# Given exercise
Transcribe all the records exactly and omit any images they hold.

Data items:
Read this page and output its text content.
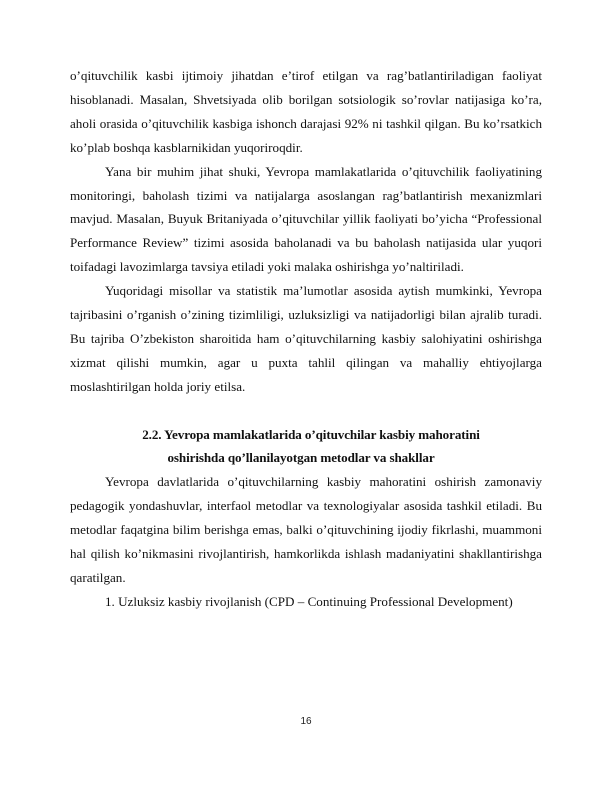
o’qituvchilik kasbi ijtimoiy jihatdan e’tirof etilgan va rag’batlantiriladigan faoliyat hisoblanadi. Masalan, Shvetsiyada olib borilgan sotsiologik so’rovlar natijasiga ko’ra, aholi orasida o’qituvchilik kasbiga ishonch darajasi 92% ni tashkil qilgan. Bu ko’rsatkich ko’plab boshqa kasblarnikidan yuqoriroqdir.

Yana bir muhim jihat shuki, Yevropa mamlakatlarida o’qituvchilik faoliyatining monitoringi, baholash tizimi va natijalarga asoslangan rag’batlantirish mexanizmlari mavjud. Masalan, Buyuk Britaniyada o’qituvchilar yillik faoliyati bo’yicha “Professional Performance Review” tizimi asosida baholanadi va bu baholash natijasida ular yuqori toifadagi lavozimlarga tavsiya etiladi yoki malaka oshirishga yo’naltiriladi.

Yuqoridagi misollar va statistik ma’lumotlar asosida aytish mumkinki, Yevropa tajribasini o’rganish o’zining tizimliligi, uzluksizligi va natijadorligi bilan ajralib turadi. Bu tajriba O’zbekiston sharoitida ham o’qituvchilarning kasbiy salohiyatini oshirishga xizmat qilishi mumkin, agar u puxta tahlil qilingan va mahalliy ehtiyojlarga moslashtirilgan holda joriy etilsa.

2.2. Yevropa mamlakatlarida o’qituvchilar kasbiy mahoratini
oshirishda qo’llanilayotgan metodlar va shakllar

Yevropa davlatlarida o’qituvchilarning kasbiy mahoratini oshirish zamonaviy pedagogik yondashuvlar, interfaol metodlar va texnologiyalar asosida tashkil etiladi. Bu metodlar faqatgina bilim berishga emas, balki o’qituvchining ijodiy fikrlashi, muammoni hal qilish ko’nikmasini rivojlantirish, hamkorlikda ishlash madaniyatini shakllantirishga qaratilgan.

1. Uzluksiz kasbiy rivojlanish (CPD – Continuing Professional Development)

16
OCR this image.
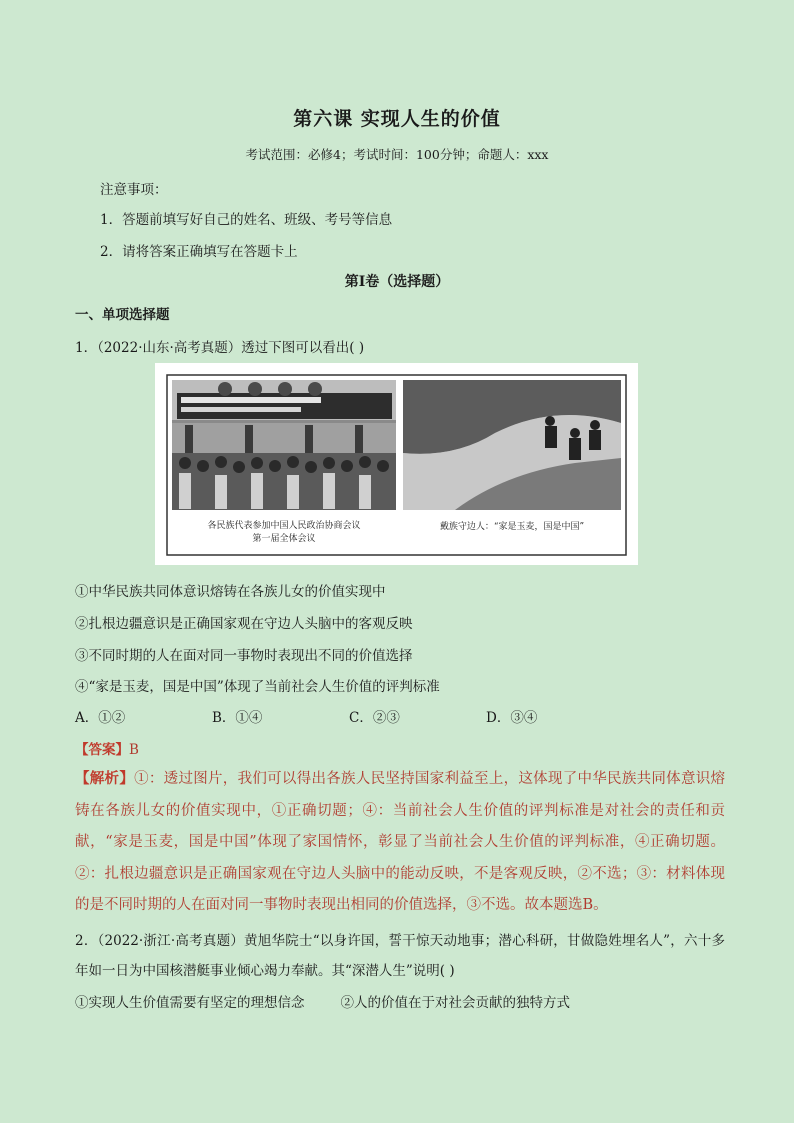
第六课 实现人生的价值
考试范围：必修4；考试时间：100分钟；命题人：xxx
注意事项：
1．答题前填写好自己的姓名、班级、考号等信息
2．请将答案正确填写在答题卡上
第I卷（选择题）
一、单项选择题
1．（2022·山东·高考真题）透过下图可以看出( )
各民族代表参加中国人民政治协商会议
第一届全体会议
戴族守边人：“家是玉麦，国是中国”
①中华民族共同体意识熔铸在各族儿女的价值实现中
②扎根边疆意识是正确国家观在守边人头脑中的客观反映
③不同时期的人在面对同一事物时表现出不同的价值选择
④“家是玉麦，国是中国”体现了当前社会人生价值的评判标准
A．①②	B．①④	C．②③	D．③④
【答案】B
【解析】①：透过图片，我们可以得出各族人民坚持国家利益至上，这体现了中华民族共同体意识熔铸在各族儿女的价值实现中，①正确切题；④：当前社会人生价值的评判标准是对社会的责任和贡献，“家是玉麦，国是中国”体现了家国情怀，彰显了当前社会人生价值的评判标准，④正确切题。②：扎根边疆意识是正确国家观在守边人头脑中的能动反映，不是客观反映，②不选；③：材料体现的是不同时期的人在面对同一事物时表现出相同的价值选择，③不选。故本题选B。
2．（2022·浙江·高考真题）黄旭华院士“以身许国，誓干惊天动地事；潜心科研，甘做隐姓埋名人”，六十多年如一日为中国核潜艇事业倾心竭力奉献。其“深潜人生”说明( )
①实现人生价值需要有坚定的理想信念	②人的价值在于对社会贡献的独特方式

# The completed task
Read this page and output its text content.
o’qituvchilik kasbi ijtimoiy jihatdan e’tirof etilgan va rag’batlantiriladigan faoliyat hisoblanadi. Masalan, Shvetsiyada olib borilgan sotsiologik so’rovlar natijasiga ko’ra, aholi orasida o’qituvchilik kasbiga ishonch darajasi 92% ni tashkil qilgan. Bu ko’rsatkich ko’plab boshqa kasblarnikidan yuqoriroqdir.

Yana bir muhim jihat shuki, Yevropa mamlakatlarida o’qituvchilik faoliyatining monitoringi, baholash tizimi va natijalarga asoslangan rag’batlantirish mexanizmlari mavjud. Masalan, Buyuk Britaniyada o’qituvchilar yillik faoliyati bo’yicha “Professional Performance Review” tizimi asosida baholanadi va bu baholash natijasida ular yuqori toifadagi lavozimlarga tavsiya etiladi yoki malaka oshirishga yo’naltiriladi.

Yuqoridagi misollar va statistik ma’lumotlar asosida aytish mumkinki, Yevropa tajribasini o’rganish o’zining tizimliligi, uzluksizligi va natijadorligi bilan ajralib turadi. Bu tajriba O’zbekiston sharoitida ham o’qituvchilarning kasbiy salohiyatini oshirishga xizmat qilishi mumkin, agar u puxta tahlil qilingan va mahalliy ehtiyojlarga moslashtirilgan holda joriy etilsa.

2.2. Yevropa mamlakatlarida o’qituvchilar kasbiy mahoratini
oshirishda qo’llanilayotgan metodlar va shakllar

Yevropa davlatlarida o’qituvchilarning kasbiy mahoratini oshirish zamonaviy pedagogik yondashuvlar, interfaol metodlar va texnologiyalar asosida tashkil etiladi. Bu metodlar faqatgina bilim berishga emas, balki o’qituvchining ijodiy fikrlashi, muammoni hal qilish ko’nikmasini rivojlantirish, hamkorlikda ishlash madaniyatini shakllantirishga qaratilgan.

1. Uzluksiz kasbiy rivojlanish (CPD – Continuing Professional Development)

16
OCR this image.
第六课 实现人生的价值
考试范围：必修4；考试时间：100分钟；命题人：xxx
注意事项：
1．答题前填写好自己的姓名、班级、考号等信息
2．请将答案正确填写在答题卡上
第I卷（选择题）
一、单项选择题
1．（2022·山东·高考真题）透过下图可以看出( )
各民族代表参加中国人民政治协商会议
第一届全体会议
戴族守边人：“家是玉麦，国是中国”
①中华民族共同体意识熔铸在各族儿女的价值实现中
②扎根边疆意识是正确国家观在守边人头脑中的客观反映
③不同时期的人在面对同一事物时表现出不同的价值选择
④“家是玉麦，国是中国”体现了当前社会人生价值的评判标准
A．①②	B．①④	C．②③	D．③④
【答案】B
【解析】①：透过图片，我们可以得出各族人民坚持国家利益至上，这体现了中华民族共同体意识熔铸在各族儿女的价值实现中，①正确切题；④：当前社会人生价值的评判标准是对社会的责任和贡献，“家是玉麦，国是中国”体现了家国情怀，彰显了当前社会人生价值的评判标准，④正确切题。②：扎根边疆意识是正确国家观在守边人头脑中的能动反映，不是客观反映，②不选；③：材料体现的是不同时期的人在面对同一事物时表现出相同的价值选择，③不选。故本题选B。
2．（2022·浙江·高考真题）黄旭华院士“以身许国，誓干惊天动地事；潜心科研，甘做隐姓埋名人”，六十多年如一日为中国核潜艇事业倾心竭力奉献。其“深潜人生”说明( )
①实现人生价值需要有坚定的理想信念	②人的价值在于对社会贡献的独特方式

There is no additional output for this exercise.